What this task involves:
Copy every line of the listing that holds the string "systems".

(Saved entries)
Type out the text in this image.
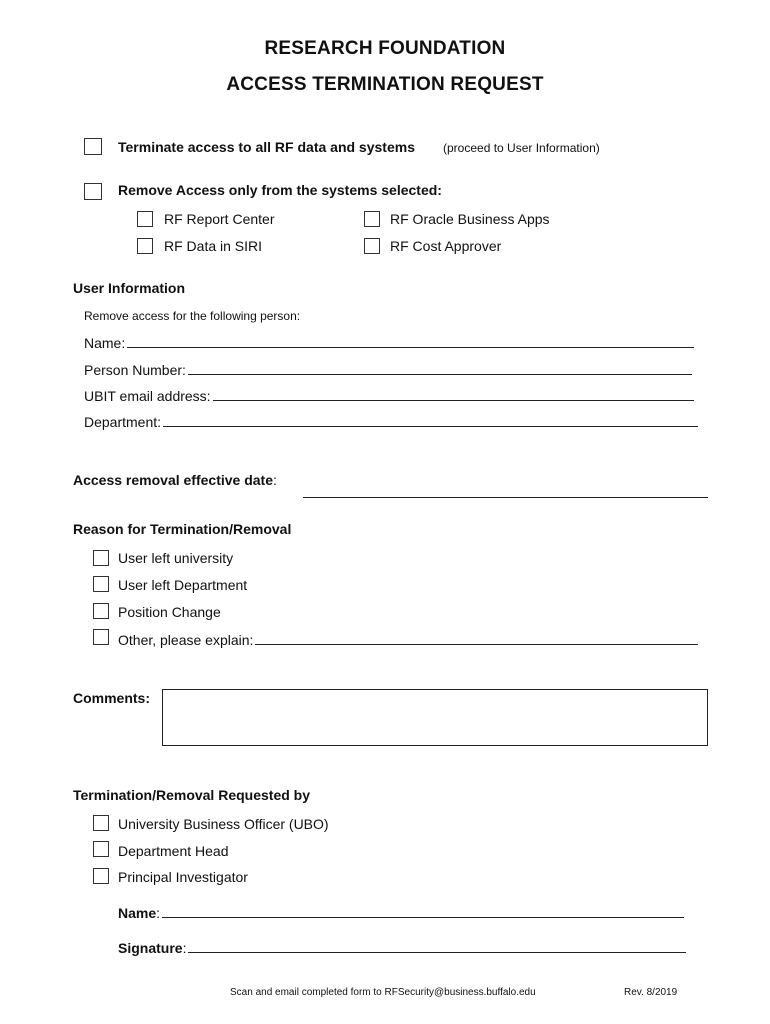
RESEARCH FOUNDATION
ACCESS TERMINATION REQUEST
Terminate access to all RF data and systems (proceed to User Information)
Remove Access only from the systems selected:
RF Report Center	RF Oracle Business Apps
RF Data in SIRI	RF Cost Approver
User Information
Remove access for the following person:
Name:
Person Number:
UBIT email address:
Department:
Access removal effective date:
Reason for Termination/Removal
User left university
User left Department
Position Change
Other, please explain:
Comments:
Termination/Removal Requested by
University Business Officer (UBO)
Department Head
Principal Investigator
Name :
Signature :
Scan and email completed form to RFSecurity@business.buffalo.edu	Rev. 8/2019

Reply to the task:
Terminate access to all RF data and systems (proceed to User Information)
Remove Access only from the systems selected:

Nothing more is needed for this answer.